-- Task objective --
Check every line of the entries that follow, and copy the ones containing "love".
##########
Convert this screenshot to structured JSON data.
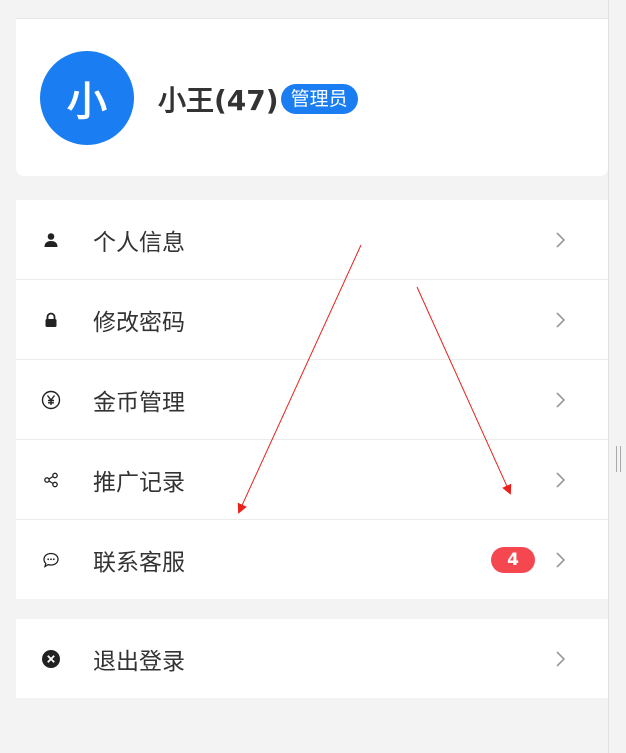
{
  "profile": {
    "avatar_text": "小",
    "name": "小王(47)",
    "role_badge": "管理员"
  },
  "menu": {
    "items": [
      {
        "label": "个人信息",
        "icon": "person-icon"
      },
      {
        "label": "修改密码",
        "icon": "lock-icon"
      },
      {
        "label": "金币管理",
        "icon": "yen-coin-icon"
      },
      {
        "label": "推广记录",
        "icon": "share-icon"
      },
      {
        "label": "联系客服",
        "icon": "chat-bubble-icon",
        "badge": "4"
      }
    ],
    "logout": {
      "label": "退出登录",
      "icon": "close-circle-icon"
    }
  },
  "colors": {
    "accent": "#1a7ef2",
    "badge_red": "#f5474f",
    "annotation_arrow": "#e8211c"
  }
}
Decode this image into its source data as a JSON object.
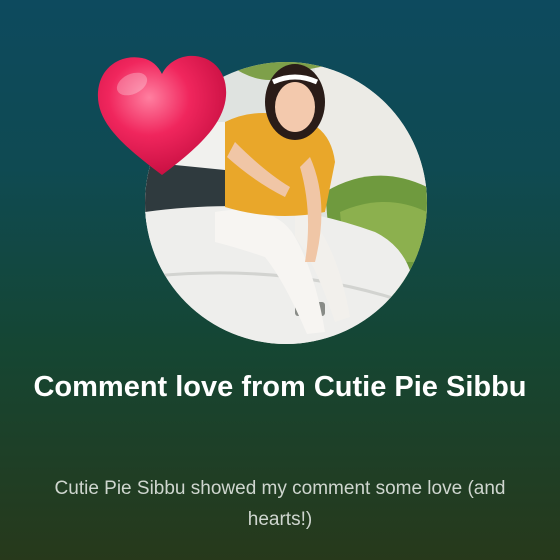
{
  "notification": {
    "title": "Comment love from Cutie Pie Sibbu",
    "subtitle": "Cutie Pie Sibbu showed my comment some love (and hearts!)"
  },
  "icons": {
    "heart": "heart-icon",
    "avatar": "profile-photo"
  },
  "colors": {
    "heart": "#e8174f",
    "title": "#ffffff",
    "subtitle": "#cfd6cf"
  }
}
##########
-- Result for this task --
    "title": "Comment love from Cutie Pie Sibbu",
    "subtitle": "Cutie Pie Sibbu showed my comment some love (and hearts!)"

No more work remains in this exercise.